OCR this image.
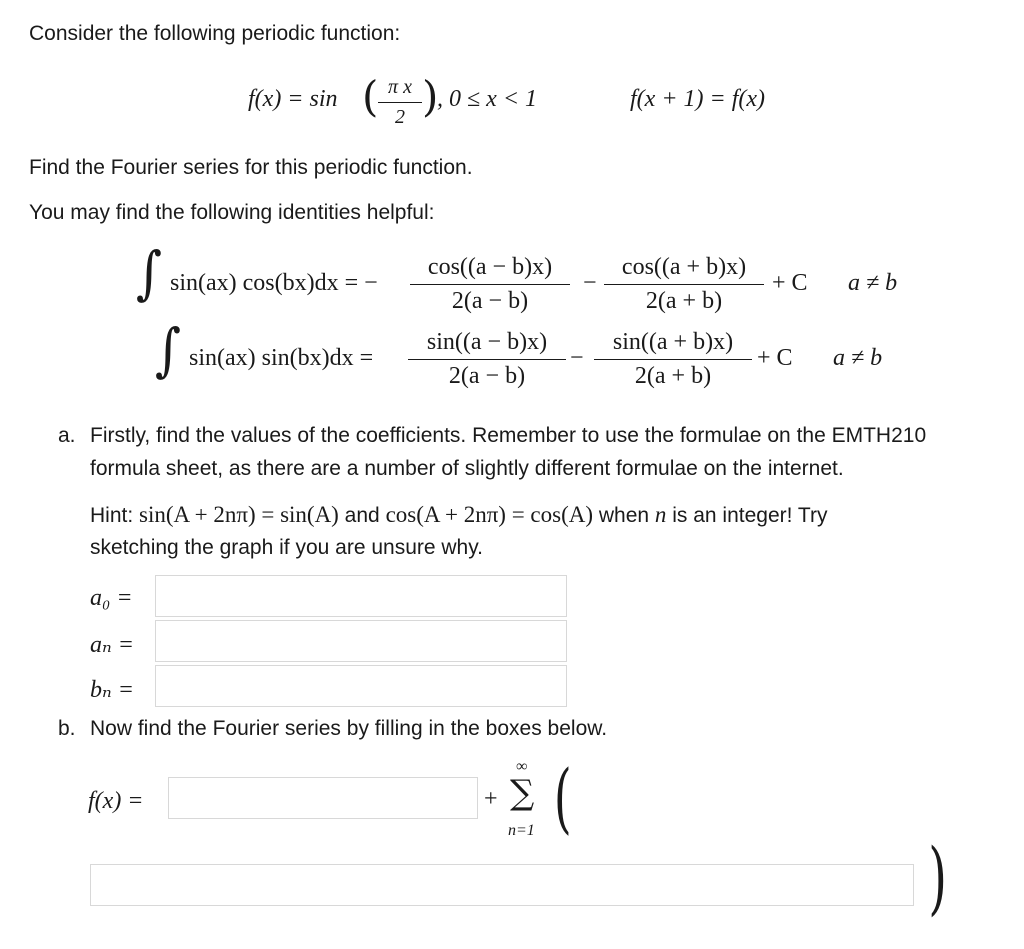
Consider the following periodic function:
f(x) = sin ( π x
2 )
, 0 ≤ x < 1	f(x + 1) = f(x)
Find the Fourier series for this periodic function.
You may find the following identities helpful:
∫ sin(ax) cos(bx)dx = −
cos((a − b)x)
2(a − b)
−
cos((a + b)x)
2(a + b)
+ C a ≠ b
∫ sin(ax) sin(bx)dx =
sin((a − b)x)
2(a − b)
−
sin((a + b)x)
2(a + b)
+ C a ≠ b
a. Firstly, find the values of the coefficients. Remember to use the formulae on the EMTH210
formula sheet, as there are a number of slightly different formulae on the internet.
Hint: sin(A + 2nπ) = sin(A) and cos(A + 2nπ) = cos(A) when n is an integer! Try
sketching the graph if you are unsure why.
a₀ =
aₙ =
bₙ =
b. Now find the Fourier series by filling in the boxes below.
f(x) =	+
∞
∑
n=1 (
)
========================
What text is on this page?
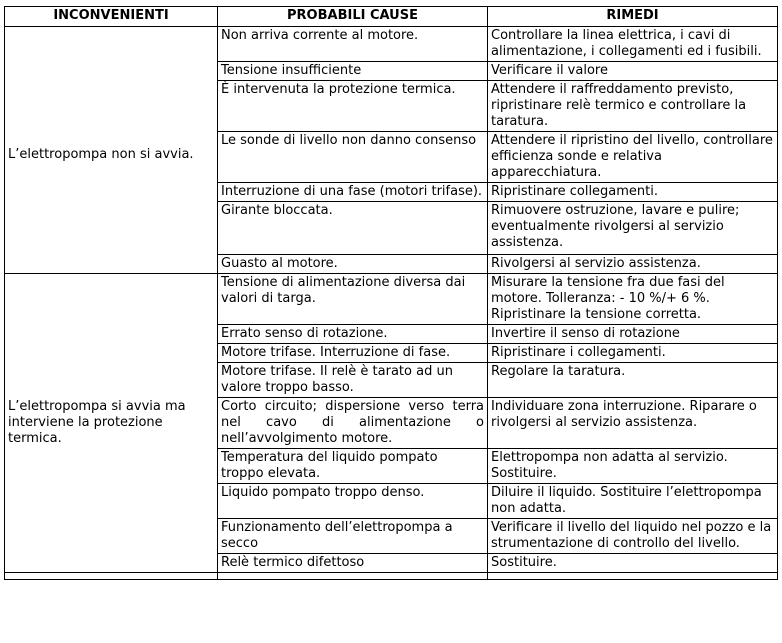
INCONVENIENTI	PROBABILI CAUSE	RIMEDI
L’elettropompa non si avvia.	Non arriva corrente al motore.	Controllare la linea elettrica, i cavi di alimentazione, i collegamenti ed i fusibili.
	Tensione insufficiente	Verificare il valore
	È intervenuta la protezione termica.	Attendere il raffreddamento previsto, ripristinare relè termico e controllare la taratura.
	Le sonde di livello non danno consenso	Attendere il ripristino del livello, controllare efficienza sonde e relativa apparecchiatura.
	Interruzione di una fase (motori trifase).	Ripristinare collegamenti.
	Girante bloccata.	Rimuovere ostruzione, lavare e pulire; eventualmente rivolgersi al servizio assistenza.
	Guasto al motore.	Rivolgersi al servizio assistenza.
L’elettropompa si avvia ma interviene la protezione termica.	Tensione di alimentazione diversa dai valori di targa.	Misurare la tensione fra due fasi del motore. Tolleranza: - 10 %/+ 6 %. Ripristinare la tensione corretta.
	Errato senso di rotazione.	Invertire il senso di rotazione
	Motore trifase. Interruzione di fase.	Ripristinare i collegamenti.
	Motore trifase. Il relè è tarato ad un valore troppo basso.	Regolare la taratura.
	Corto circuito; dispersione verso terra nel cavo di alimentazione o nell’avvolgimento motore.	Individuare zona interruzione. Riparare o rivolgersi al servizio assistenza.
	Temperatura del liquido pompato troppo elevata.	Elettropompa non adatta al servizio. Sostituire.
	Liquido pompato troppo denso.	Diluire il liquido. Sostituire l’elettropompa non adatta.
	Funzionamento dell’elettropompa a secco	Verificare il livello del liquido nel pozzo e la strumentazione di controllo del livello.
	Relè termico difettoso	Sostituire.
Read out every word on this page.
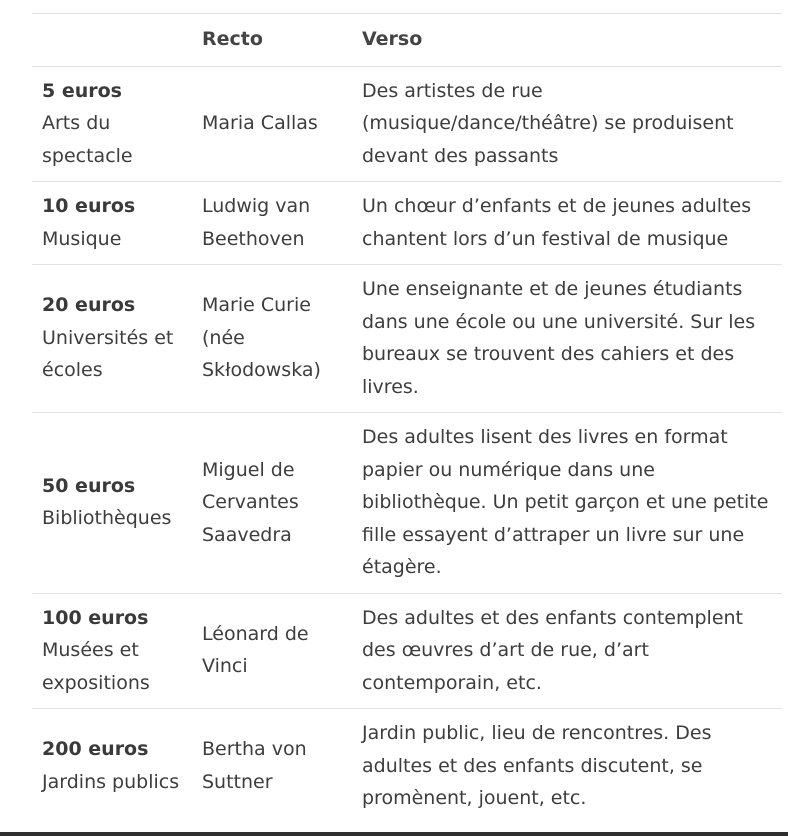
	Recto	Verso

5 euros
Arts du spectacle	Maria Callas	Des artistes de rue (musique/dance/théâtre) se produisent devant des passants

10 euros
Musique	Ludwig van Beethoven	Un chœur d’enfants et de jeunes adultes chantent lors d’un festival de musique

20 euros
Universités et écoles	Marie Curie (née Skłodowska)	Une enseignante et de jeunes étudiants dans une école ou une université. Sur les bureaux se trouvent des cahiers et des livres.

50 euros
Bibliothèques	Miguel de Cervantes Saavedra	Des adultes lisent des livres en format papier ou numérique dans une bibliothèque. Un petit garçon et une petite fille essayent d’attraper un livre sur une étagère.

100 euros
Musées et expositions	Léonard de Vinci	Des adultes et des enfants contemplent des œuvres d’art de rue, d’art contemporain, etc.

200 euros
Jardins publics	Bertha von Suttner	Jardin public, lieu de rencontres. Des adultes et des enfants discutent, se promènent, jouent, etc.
========================
Only a number is wanted: how many lines of the material above hold "servizio"?

__RESPONSE FOR THIS EXERCISE__
4